Rows

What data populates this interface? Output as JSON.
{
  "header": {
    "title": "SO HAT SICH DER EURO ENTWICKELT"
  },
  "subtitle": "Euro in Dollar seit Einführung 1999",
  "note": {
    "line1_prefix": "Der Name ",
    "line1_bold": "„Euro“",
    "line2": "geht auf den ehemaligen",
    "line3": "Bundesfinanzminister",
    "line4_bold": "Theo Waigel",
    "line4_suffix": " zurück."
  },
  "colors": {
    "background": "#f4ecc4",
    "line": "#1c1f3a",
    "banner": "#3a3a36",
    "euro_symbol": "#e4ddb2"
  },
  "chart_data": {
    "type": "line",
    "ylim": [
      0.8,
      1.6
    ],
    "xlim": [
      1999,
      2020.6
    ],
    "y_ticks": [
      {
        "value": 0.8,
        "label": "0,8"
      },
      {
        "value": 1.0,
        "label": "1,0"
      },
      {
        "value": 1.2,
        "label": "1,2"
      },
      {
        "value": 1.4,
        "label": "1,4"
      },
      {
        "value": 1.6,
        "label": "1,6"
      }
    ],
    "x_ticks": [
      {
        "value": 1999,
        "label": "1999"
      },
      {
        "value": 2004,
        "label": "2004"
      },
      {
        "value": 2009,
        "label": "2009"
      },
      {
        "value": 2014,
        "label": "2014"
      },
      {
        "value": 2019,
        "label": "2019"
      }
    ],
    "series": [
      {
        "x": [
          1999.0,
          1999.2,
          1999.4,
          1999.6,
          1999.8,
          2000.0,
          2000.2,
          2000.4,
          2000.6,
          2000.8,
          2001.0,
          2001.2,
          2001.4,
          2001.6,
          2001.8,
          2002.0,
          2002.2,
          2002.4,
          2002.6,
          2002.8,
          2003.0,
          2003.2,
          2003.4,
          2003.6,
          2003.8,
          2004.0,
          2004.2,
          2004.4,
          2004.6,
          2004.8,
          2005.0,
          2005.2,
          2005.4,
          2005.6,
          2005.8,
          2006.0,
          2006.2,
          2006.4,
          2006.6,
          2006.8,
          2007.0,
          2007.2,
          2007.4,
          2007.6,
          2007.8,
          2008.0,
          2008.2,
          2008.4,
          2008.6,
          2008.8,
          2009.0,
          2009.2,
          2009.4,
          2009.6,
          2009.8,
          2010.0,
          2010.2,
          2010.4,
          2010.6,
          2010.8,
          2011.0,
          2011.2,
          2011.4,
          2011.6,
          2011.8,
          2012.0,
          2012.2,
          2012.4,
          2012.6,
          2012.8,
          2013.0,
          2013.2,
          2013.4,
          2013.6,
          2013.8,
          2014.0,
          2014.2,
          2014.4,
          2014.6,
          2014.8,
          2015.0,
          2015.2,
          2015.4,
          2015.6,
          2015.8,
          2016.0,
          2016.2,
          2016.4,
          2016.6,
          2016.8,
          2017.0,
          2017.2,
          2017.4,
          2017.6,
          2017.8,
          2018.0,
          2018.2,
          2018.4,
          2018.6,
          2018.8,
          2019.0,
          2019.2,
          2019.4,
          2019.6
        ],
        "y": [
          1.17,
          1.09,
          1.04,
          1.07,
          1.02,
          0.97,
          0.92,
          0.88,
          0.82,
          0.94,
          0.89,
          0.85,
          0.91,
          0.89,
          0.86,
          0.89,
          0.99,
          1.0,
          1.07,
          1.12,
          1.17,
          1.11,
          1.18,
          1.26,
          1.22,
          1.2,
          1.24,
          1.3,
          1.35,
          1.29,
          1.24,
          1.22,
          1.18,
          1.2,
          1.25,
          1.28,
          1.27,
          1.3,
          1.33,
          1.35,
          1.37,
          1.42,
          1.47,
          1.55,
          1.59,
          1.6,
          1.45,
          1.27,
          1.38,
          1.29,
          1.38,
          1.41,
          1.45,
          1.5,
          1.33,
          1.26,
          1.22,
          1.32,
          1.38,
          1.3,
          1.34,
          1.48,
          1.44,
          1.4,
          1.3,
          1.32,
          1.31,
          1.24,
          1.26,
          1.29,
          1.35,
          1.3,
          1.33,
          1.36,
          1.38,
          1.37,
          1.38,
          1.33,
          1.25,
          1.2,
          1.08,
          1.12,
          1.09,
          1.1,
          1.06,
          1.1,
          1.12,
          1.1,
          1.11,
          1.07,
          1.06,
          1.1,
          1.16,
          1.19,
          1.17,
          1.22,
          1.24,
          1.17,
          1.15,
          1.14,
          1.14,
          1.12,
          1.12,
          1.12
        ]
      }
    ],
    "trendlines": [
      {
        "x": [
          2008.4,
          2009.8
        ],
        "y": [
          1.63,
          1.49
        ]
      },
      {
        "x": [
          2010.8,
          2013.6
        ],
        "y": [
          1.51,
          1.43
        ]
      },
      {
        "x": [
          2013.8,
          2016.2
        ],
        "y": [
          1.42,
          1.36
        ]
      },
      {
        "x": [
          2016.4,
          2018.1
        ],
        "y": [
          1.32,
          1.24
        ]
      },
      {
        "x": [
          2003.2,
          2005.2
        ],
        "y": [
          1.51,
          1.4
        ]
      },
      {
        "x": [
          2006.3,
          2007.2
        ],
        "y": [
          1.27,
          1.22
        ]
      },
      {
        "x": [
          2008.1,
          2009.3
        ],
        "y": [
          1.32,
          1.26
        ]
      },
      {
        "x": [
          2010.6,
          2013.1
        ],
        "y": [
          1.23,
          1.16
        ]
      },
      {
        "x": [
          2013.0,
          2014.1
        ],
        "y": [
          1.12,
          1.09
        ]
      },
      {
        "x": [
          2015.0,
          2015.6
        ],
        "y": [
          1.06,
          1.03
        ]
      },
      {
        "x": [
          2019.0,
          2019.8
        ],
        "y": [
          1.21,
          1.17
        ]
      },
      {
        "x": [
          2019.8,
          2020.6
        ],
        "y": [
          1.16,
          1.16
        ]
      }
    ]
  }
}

Task requirements
Transcribe the material exactly as it reads.

The output
What data populates this interface? Output as JSON.
{
  "header": {
    "title": "SO HAT SICH DER EURO ENTWICKELT"
  },
  "subtitle": "Euro in Dollar seit Einführung 1999",
  "note": {
    "line1_prefix": "Der Name ",
    "line1_bold": "„Euro“",
    "line2": "geht auf den ehemaligen",
    "line3": "Bundesfinanzminister",
    "line4_bold": "Theo Waigel",
    "line4_suffix": " zurück."
  },
  "colors": {
    "background": "#f4ecc4",
    "line": "#1c1f3a",
    "banner": "#3a3a36",
    "euro_symbol": "#e4ddb2"
  },
  "chart_data": {
    "type": "line",
    "ylim": [
      0.8,
      1.6
    ],
    "xlim": [
      1999,
      2020.6
    ],
    "y_ticks": [
      {
        "value": 0.8,
        "label": "0,8"
      },
      {
        "value": 1.0,
        "label": "1,0"
      },
      {
        "value": 1.2,
        "label": "1,2"
      },
      {
        "value": 1.4,
        "label": "1,4"
      },
      {
        "value": 1.6,
        "label": "1,6"
      }
    ],
    "x_ticks": [
      {
        "value": 1999,
        "label": "1999"
      },
      {
        "value": 2004,
        "label": "2004"
      },
      {
        "value": 2009,
        "label": "2009"
      },
      {
        "value": 2014,
        "label": "2014"
      },
      {
        "value": 2019,
        "label": "2019"
      }
    ],
    "series": [
      {
        "x": [
          1999.0,
          1999.2,
          1999.4,
          1999.6,
          1999.8,
          2000.0,
          2000.2,
          2000.4,
          2000.6,
          2000.8,
          2001.0,
          2001.2,
          2001.4,
          2001.6,
          2001.8,
          2002.0,
          2002.2,
          2002.4,
          2002.6,
          2002.8,
          2003.0,
          2003.2,
          2003.4,
          2003.6,
          2003.8,
          2004.0,
          2004.2,
          2004.4,
          2004.6,
          2004.8,
          2005.0,
          2005.2,
          2005.4,
          2005.6,
          2005.8,
          2006.0,
          2006.2,
          2006.4,
          2006.6,
          2006.8,
          2007.0,
          2007.2,
          2007.4,
          2007.6,
          2007.8,
          2008.0,
          2008.2,
          2008.4,
          2008.6,
          2008.8,
          2009.0,
          2009.2,
          2009.4,
          2009.6,
          2009.8,
          2010.0,
          2010.2,
          2010.4,
          2010.6,
          2010.8,
          2011.0,
          2011.2,
          2011.4,
          2011.6,
          2011.8,
          2012.0,
          2012.2,
          2012.4,
          2012.6,
          2012.8,
          2013.0,
          2013.2,
          2013.4,
          2013.6,
          2013.8,
          2014.0,
          2014.2,
          2014.4,
          2014.6,
          2014.8,
          2015.0,
          2015.2,
          2015.4,
          2015.6,
          2015.8,
          2016.0,
          2016.2,
          2016.4,
          2016.6,
          2016.8,
          2017.0,
          2017.2,
          2017.4,
          2017.6,
          2017.8,
          2018.0,
          2018.2,
          2018.4,
          2018.6,
          2018.8,
          2019.0,
          2019.2,
          2019.4,
          2019.6
        ],
        "y": [
          1.17,
          1.09,
          1.04,
          1.07,
          1.02,
          0.97,
          0.92,
          0.88,
          0.82,
          0.94,
          0.89,
          0.85,
          0.91,
          0.89,
          0.86,
          0.89,
          0.99,
          1.0,
          1.07,
          1.12,
          1.17,
          1.11,
          1.18,
          1.26,
          1.22,
          1.2,
          1.24,
          1.3,
          1.35,
          1.29,
          1.24,
          1.22,
          1.18,
          1.2,
          1.25,
          1.28,
          1.27,
          1.3,
          1.33,
          1.35,
          1.37,
          1.42,
          1.47,
          1.55,
          1.59,
          1.6,
          1.45,
          1.27,
          1.38,
          1.29,
          1.38,
          1.41,
          1.45,
          1.5,
          1.33,
          1.26,
          1.22,
          1.32,
          1.38,
          1.3,
          1.34,
          1.48,
          1.44,
          1.4,
          1.3,
          1.32,
          1.31,
          1.24,
          1.26,
          1.29,
          1.35,
          1.3,
          1.33,
          1.36,
          1.38,
          1.37,
          1.38,
          1.33,
          1.25,
          1.2,
          1.08,
          1.12,
          1.09,
          1.1,
          1.06,
          1.1,
          1.12,
          1.1,
          1.11,
          1.07,
          1.06,
          1.1,
          1.16,
          1.19,
          1.17,
          1.22,
          1.24,
          1.17,
          1.15,
          1.14,
          1.14,
          1.12,
          1.12,
          1.12
        ]
      }
    ],
    "trendlines": [
      {
        "x": [
          2008.4,
          2009.8
        ],
        "y": [
          1.63,
          1.49
        ]
      },
      {
        "x": [
          2010.8,
          2013.6
        ],
        "y": [
          1.51,
          1.43
        ]
      },
      {
        "x": [
          2013.8,
          2016.2
        ],
        "y": [
          1.42,
          1.36
        ]
      },
      {
        "x": [
          2016.4,
          2018.1
        ],
        "y": [
          1.32,
          1.24
        ]
      },
      {
        "x": [
          2003.2,
          2005.2
        ],
        "y": [
          1.51,
          1.4
        ]
      },
      {
        "x": [
          2006.3,
          2007.2
        ],
        "y": [
          1.27,
          1.22
        ]
      },
      {
        "x": [
          2008.1,
          2009.3
        ],
        "y": [
          1.32,
          1.26
        ]
      },
      {
        "x": [
          2010.6,
          2013.1
        ],
        "y": [
          1.23,
          1.16
        ]
      },
      {
        "x": [
          2013.0,
          2014.1
        ],
        "y": [
          1.12,
          1.09
        ]
      },
      {
        "x": [
          2015.0,
          2015.6
        ],
        "y": [
          1.06,
          1.03
        ]
      },
      {
        "x": [
          2019.0,
          2019.8
        ],
        "y": [
          1.21,
          1.17
        ]
      },
      {
        "x": [
          2019.8,
          2020.6
        ],
        "y": [
          1.16,
          1.16
        ]
      }
    ]
  }
}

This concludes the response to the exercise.